## Written problem
Each line that holds the word "content" is to be identified and copied.

## Data to process
......

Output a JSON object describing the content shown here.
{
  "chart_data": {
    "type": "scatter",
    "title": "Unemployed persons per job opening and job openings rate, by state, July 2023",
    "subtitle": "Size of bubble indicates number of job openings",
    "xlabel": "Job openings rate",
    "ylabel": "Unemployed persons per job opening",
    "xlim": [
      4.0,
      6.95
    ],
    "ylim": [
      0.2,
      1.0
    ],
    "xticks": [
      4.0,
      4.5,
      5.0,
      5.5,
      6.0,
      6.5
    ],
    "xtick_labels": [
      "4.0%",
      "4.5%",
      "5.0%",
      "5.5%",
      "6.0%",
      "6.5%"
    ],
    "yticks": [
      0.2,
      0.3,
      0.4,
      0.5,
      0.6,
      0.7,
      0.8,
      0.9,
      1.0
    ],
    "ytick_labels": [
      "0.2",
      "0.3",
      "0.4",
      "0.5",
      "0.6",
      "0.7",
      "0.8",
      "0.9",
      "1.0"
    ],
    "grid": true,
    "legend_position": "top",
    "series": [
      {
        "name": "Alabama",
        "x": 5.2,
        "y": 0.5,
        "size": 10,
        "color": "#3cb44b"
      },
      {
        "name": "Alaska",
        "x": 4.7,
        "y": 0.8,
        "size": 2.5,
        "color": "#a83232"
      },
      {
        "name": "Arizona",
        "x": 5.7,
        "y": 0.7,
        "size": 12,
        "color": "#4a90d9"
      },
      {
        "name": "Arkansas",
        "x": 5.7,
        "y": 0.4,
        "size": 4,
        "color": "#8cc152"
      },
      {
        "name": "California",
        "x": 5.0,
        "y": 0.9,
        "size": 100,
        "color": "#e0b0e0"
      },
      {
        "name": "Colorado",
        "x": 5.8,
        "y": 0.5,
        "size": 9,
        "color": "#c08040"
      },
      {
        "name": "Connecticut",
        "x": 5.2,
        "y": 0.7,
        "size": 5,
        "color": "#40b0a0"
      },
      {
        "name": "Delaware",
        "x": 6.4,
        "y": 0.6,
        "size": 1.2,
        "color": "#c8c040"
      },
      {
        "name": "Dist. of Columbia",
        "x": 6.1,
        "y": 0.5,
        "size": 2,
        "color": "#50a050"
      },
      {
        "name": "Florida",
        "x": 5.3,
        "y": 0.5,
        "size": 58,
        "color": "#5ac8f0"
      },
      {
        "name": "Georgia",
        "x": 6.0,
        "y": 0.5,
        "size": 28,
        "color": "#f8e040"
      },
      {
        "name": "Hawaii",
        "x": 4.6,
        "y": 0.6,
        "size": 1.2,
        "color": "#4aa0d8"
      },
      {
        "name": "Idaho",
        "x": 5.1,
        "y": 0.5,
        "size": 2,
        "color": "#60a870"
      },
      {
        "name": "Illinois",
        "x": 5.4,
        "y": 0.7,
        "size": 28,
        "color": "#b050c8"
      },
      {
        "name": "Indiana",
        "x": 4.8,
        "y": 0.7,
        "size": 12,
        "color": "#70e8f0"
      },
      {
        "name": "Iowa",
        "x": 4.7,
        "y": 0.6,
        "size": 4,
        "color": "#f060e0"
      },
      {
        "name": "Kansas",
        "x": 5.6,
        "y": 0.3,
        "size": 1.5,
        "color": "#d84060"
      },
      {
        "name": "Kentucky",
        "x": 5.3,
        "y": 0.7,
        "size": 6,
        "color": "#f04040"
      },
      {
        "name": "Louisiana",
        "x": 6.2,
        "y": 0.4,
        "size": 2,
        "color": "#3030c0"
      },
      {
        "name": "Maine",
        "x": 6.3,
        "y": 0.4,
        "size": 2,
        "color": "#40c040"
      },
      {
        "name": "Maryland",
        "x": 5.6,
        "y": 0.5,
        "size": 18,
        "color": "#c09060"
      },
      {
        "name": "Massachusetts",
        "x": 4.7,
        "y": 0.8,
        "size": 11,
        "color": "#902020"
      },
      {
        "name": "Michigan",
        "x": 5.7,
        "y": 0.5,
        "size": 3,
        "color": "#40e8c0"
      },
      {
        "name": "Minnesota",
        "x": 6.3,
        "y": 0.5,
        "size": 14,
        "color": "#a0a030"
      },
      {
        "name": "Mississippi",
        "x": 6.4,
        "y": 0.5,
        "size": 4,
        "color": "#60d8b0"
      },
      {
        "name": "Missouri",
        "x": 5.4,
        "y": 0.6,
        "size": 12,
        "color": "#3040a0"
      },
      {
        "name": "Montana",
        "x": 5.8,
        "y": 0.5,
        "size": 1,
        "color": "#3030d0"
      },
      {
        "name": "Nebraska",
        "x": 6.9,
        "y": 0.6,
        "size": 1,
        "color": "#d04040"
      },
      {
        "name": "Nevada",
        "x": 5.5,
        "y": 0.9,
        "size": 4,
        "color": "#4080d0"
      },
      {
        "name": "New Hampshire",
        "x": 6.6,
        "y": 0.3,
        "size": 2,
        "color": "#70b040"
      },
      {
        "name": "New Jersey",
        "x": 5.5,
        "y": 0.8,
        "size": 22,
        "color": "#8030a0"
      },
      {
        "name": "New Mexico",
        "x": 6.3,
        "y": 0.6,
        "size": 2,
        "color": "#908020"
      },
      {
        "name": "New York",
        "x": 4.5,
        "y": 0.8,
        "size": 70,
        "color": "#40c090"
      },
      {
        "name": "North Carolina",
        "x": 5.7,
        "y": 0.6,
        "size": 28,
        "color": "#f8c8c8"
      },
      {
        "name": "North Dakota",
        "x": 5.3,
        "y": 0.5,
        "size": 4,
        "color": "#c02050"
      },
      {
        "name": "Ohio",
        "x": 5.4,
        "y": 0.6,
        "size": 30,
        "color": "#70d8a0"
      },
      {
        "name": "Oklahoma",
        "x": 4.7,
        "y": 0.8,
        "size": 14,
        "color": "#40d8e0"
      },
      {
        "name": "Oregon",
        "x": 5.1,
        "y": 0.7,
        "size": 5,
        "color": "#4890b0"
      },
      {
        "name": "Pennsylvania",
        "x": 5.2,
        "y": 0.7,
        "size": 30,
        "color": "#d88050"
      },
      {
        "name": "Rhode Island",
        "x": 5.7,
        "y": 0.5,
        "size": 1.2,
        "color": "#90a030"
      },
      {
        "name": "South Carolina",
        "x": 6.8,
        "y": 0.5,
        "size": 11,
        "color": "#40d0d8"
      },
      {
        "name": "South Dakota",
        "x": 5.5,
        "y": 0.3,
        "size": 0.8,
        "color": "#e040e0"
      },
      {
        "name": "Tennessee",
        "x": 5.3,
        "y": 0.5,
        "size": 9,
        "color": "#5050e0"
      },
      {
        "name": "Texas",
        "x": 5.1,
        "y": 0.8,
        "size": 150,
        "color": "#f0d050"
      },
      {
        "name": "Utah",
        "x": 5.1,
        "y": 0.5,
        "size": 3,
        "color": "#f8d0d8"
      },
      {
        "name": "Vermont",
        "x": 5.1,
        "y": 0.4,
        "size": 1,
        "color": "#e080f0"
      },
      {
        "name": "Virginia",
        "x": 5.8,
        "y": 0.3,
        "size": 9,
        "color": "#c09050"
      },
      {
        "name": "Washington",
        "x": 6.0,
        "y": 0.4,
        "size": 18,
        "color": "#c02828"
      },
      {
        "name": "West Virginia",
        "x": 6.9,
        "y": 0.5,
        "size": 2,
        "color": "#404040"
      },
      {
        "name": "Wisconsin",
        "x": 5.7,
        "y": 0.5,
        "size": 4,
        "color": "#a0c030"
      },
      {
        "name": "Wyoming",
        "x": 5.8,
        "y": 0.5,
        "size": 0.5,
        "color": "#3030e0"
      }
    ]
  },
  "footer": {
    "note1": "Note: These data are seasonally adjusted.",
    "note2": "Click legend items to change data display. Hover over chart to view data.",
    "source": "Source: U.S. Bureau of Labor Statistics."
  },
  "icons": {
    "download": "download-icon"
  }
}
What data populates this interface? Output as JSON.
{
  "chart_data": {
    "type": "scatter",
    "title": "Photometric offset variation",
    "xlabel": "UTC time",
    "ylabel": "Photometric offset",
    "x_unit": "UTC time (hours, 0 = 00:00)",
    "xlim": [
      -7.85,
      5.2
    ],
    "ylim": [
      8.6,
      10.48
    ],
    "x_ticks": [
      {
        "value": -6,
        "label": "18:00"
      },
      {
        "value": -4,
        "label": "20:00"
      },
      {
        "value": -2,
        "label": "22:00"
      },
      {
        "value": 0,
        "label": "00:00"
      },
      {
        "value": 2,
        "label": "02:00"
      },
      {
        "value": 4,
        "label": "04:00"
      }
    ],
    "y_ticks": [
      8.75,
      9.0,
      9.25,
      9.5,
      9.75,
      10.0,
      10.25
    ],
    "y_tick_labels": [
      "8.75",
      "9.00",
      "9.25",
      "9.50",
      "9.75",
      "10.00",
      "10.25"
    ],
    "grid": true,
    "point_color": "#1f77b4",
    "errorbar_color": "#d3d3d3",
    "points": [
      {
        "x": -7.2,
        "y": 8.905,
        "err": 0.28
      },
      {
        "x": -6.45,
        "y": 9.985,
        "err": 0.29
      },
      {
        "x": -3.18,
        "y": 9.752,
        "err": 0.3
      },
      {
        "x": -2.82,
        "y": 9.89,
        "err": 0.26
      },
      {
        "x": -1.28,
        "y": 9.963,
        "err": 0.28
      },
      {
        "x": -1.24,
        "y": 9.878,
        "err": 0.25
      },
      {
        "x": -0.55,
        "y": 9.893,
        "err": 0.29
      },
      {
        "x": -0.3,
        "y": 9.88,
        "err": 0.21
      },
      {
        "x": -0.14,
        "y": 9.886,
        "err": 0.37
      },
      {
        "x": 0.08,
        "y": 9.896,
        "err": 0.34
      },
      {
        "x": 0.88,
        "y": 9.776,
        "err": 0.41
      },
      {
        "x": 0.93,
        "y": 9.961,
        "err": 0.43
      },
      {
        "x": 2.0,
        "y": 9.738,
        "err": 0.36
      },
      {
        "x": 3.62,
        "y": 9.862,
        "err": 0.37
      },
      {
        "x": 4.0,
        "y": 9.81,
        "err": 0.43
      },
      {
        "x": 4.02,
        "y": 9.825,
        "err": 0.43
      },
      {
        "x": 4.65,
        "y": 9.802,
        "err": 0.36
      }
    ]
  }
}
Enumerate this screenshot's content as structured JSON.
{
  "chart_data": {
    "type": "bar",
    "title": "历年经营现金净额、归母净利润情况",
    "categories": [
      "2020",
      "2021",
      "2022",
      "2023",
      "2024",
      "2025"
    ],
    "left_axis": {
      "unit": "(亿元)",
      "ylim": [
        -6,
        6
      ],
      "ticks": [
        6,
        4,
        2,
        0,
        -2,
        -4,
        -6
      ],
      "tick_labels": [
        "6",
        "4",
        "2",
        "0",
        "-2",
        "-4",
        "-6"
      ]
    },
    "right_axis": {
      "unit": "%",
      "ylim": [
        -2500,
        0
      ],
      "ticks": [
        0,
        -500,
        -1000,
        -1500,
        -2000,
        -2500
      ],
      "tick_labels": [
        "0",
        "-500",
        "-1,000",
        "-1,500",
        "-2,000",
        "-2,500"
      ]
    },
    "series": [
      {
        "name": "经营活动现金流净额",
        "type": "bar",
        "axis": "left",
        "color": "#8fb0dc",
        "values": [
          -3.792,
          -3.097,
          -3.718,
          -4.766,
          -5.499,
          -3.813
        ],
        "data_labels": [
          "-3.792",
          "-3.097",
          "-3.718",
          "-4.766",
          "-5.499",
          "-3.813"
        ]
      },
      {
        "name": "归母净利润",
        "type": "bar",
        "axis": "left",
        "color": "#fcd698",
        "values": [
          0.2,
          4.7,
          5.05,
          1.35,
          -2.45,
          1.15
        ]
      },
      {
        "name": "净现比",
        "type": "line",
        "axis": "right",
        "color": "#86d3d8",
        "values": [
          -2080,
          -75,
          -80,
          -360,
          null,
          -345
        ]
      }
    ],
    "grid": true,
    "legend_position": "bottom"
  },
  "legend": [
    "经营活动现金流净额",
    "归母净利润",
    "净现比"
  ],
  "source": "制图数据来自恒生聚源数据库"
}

......

## Solution for this task
Output a JSON object describing the content shown here.
Enumerate this screenshot's content as structured JSON.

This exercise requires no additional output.